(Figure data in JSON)
::::
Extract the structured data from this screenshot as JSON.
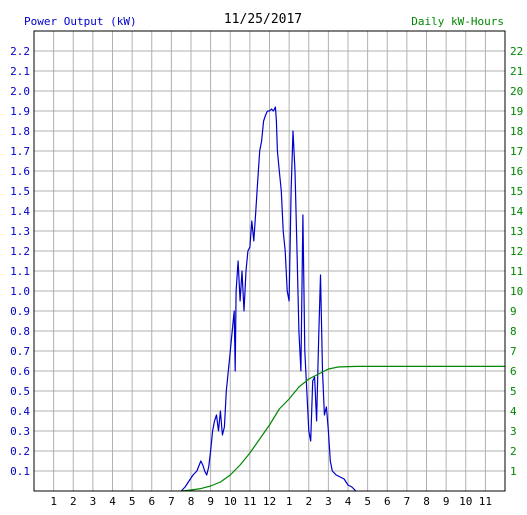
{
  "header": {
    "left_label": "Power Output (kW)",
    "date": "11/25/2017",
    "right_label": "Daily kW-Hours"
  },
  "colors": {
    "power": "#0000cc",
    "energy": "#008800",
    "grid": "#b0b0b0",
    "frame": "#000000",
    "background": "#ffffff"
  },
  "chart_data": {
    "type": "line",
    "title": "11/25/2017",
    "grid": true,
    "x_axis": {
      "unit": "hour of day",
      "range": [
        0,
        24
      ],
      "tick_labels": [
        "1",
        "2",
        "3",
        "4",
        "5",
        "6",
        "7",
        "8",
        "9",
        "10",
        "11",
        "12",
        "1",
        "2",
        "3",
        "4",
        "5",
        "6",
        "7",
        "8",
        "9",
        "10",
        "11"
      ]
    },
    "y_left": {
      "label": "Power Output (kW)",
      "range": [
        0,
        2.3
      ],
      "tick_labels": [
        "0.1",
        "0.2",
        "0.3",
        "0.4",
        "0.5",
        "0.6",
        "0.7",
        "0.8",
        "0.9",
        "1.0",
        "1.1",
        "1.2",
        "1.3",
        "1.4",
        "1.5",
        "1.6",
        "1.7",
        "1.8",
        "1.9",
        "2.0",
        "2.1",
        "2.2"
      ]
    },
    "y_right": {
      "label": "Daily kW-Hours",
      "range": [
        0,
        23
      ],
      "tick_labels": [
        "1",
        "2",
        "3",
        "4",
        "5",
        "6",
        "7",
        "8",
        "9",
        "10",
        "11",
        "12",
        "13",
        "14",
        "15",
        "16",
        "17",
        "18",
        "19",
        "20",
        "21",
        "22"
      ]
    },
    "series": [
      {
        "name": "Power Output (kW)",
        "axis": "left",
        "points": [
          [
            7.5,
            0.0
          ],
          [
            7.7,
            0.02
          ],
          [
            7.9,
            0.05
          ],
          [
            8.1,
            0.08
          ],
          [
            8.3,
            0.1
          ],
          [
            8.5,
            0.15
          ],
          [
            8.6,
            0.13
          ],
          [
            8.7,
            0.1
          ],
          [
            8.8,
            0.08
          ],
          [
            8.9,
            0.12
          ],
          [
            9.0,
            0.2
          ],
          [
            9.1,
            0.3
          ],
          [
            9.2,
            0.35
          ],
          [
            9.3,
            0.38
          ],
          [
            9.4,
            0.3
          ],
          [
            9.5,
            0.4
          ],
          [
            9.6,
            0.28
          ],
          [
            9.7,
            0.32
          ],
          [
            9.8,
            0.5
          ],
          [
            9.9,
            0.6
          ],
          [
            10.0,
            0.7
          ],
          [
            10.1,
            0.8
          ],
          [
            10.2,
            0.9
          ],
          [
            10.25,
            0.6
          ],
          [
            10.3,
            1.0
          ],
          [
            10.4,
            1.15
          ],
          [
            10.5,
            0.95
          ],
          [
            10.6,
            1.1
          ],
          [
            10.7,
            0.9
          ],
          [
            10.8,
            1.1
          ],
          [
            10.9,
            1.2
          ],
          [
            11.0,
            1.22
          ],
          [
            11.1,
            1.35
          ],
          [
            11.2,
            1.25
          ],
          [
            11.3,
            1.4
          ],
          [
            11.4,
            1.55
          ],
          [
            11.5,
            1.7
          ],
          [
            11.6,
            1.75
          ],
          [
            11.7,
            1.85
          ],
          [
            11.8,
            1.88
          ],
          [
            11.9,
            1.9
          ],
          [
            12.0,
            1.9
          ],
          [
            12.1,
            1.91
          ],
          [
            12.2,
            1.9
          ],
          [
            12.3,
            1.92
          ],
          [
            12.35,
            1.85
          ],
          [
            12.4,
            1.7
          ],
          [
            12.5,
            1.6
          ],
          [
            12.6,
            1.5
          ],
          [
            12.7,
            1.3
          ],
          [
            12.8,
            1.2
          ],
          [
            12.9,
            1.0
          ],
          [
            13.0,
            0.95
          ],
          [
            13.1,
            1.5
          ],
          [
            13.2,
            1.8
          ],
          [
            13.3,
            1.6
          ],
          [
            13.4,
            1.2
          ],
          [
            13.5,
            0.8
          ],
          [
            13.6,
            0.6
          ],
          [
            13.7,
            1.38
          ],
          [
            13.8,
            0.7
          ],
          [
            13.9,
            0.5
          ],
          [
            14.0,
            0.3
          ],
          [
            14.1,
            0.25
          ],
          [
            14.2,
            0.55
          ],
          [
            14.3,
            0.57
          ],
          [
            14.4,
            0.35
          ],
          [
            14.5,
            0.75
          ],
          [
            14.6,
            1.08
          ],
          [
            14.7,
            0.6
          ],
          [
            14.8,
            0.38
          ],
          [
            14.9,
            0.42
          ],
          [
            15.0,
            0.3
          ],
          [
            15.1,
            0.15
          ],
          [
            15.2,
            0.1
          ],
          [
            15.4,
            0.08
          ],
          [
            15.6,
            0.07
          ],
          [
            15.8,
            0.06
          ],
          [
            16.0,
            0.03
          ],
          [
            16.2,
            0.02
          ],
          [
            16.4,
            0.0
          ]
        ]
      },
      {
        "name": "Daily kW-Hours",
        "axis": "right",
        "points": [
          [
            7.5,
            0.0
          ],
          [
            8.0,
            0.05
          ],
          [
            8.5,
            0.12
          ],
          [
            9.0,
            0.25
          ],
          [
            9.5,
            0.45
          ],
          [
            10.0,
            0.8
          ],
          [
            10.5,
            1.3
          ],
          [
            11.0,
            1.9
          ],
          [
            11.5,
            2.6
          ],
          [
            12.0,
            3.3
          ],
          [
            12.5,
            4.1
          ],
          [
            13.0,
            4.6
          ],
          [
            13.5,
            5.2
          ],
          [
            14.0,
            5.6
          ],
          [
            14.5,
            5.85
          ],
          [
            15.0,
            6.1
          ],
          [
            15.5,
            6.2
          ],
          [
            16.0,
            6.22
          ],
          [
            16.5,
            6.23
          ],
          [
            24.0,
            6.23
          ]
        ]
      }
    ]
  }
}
::::
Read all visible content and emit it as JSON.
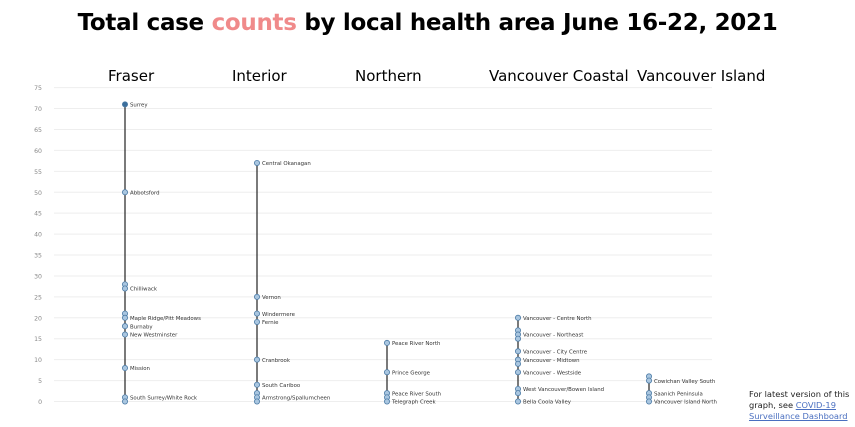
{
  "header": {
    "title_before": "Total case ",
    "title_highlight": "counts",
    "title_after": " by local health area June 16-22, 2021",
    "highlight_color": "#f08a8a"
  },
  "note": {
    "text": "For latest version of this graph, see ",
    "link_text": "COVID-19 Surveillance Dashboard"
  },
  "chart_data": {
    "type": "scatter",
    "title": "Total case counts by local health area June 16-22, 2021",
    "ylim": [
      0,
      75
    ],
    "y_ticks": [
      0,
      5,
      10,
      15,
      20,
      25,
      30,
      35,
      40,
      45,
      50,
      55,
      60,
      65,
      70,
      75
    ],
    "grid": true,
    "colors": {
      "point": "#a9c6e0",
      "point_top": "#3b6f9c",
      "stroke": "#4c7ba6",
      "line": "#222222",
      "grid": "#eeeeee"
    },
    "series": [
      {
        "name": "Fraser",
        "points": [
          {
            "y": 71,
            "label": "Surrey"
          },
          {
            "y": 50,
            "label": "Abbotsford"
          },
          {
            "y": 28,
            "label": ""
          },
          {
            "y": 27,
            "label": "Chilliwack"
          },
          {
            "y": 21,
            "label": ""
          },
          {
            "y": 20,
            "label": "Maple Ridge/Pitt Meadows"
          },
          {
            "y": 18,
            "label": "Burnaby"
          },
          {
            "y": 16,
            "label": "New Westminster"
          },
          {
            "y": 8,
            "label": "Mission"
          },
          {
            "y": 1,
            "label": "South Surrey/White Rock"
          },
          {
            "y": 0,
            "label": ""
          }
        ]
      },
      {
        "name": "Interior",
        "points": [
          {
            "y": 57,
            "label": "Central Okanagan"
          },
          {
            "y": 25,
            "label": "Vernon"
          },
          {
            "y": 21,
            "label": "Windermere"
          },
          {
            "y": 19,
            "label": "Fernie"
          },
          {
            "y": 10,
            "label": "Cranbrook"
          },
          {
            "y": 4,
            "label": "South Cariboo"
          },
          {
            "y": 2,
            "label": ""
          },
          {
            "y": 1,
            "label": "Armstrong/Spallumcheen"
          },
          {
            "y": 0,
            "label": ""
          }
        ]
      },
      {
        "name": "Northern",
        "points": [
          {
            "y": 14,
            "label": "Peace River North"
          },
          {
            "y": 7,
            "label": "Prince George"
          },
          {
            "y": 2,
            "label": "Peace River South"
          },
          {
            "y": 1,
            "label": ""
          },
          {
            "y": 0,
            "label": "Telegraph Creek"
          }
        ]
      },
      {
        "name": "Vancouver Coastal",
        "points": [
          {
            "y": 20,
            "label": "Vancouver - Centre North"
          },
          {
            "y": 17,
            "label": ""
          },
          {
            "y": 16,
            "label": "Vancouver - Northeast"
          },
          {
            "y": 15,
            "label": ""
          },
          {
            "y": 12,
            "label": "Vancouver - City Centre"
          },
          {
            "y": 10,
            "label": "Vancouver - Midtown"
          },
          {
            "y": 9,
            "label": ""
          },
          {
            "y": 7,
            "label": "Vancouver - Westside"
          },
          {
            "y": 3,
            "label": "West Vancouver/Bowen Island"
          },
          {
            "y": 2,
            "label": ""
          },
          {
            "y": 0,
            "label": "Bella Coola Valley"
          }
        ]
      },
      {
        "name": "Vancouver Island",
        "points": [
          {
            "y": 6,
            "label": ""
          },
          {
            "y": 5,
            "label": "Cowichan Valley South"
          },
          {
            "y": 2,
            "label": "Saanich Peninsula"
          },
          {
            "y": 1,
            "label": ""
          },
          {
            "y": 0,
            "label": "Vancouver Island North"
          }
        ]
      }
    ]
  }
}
::::
**What the exercise asks**:
Go through the entries above and copy every line containing "case".

**Task response**:
    "title_before": "Total case ",
    "title": "Total case counts by local health area June 16-22, 2021",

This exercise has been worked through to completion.